**Excerpted text**
┄┄┄┄┄┄

7.1.2 Arterial Medial Calcification
Medial calcification (Mönckeberg medial calcific sclerosis) is characterized by concentric mineral deposits within the arterial middle layer (tunica media), initiating along mural elastin fibers. Calcifications in the arterial medial layer are frequently observed with aging in the general population; however, it is significantly more pronounced in patients with metabolic disorders, such as diabetes or Chronic Kidney Disease. Vascular calcification is often triggered by active processes involving inflammatory cytokines and metalloproteinases in the absence of atherosclerotic plaques. Actually, hyperparathyroidism and disordered calcium and phosphate metabolism, which are common features of advanced Chronic Kidney Disease, contribute to it.
Calcifications may be observed in the medial layer of the aorta and large elastic arteries, in medium-sized visceral and kidney arteries, as well as in coronary and other transitional arteries with diameter of at least 0.5 mm. A systemic distribution of vascular medial calcification appears to be uncommon.
While arterial intimal calcification appears to be associated with generalized atherosclerosis, which is not specifically attributable to hemodialysis, arterial medial calcification seems to be much more closely associated with hemodialysis treatment and its duration.
Until the late twentieth century, only intimal calcifications, associated with atherosclerosis, were considered at high risk for cardiovascular diseases. As a matter of fact, the cardiovascular risk was considered to be secondary to the reduction in the arterial lumen due to the atherothrombotic process. Vascular calcifications were considered to be a cardiovascular risk since they revealed the presence of atherosclerosis plaques. From a prognostic point of view, on the contrary, medial calcifications were considered less important. Actually, these were wrongly considered to be a low risk factor for cardiovascular disease, as their presence did not alter the size of the vascular lumen. However, epidemiological studies have shown that vascular calcifications, either intimal or medial, are associated with high cardiovascular mortality and morbidity. Therefore, the increase in the cardiovascular risk is not only associated with the degree of the reduction affecting the vascular lumen but also with increases in arterial stiffness. Medial calcification processes in the aorta and large arteries determine an alteration in arterial viscoelastic properties, causing arterial stiffness (Fig. 7.2).

┄┄┄┄┄┄

**Recorded data**
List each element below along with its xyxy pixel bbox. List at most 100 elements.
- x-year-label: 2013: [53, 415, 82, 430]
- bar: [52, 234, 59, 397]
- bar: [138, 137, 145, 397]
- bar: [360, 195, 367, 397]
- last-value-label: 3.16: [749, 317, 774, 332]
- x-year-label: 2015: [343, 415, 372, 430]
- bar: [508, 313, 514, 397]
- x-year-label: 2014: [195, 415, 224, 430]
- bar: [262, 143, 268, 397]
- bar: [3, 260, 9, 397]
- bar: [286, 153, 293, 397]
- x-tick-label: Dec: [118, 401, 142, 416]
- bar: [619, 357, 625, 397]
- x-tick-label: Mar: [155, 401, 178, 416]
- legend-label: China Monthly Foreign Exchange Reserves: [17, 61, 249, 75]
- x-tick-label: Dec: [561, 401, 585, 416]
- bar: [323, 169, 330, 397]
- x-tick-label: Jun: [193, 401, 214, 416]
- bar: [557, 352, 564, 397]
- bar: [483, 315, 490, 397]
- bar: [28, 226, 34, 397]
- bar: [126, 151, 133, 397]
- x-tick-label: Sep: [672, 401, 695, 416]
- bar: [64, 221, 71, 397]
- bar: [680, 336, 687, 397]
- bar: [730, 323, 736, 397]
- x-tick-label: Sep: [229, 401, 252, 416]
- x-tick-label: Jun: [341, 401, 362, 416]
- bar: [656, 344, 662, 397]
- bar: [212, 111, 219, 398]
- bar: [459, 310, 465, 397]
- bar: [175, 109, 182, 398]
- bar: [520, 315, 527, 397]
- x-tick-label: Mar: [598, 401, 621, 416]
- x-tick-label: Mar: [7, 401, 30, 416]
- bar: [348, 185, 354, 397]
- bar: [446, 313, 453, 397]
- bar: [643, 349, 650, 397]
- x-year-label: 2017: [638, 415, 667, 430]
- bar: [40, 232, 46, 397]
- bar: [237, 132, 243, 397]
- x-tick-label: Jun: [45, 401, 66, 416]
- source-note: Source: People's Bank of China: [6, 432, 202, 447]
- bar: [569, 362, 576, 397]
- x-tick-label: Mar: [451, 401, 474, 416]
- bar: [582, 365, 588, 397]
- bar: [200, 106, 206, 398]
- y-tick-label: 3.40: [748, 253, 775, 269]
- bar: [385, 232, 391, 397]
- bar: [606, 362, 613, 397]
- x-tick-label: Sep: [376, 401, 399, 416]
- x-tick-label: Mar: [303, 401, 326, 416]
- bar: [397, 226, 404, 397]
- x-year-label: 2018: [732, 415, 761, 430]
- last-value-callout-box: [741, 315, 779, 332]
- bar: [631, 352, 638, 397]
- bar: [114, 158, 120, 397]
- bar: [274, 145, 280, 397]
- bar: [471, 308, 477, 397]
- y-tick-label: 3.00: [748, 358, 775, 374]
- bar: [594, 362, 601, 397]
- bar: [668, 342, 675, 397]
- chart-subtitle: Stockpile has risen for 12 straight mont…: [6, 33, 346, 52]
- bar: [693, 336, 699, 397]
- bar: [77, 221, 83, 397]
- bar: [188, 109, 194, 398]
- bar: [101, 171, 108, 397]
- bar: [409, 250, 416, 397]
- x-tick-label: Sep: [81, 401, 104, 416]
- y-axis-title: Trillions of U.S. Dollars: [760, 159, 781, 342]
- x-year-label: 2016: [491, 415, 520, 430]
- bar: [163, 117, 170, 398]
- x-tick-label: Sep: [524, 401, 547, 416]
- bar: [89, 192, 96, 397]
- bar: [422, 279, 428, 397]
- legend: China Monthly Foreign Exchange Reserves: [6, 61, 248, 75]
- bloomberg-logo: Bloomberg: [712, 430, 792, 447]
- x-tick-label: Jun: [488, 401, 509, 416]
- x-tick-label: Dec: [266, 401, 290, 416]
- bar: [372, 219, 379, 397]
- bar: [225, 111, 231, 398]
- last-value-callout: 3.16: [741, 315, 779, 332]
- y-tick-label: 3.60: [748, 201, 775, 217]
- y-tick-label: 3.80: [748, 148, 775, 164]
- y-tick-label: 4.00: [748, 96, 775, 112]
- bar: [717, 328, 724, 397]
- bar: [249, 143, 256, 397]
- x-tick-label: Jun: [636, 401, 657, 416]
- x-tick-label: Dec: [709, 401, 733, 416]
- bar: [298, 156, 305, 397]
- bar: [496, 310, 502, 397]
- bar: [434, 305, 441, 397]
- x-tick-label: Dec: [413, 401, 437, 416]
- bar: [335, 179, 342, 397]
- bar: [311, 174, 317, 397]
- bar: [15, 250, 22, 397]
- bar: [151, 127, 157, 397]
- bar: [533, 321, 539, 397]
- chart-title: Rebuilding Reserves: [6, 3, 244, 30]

┄┄┄┄┄┄

**Assignment**
In the excerpt on arterial medial calcification, where do the mineral deposits in the arterial middle layer begin?

**Solution for this task**
Along the mural elastin fibers.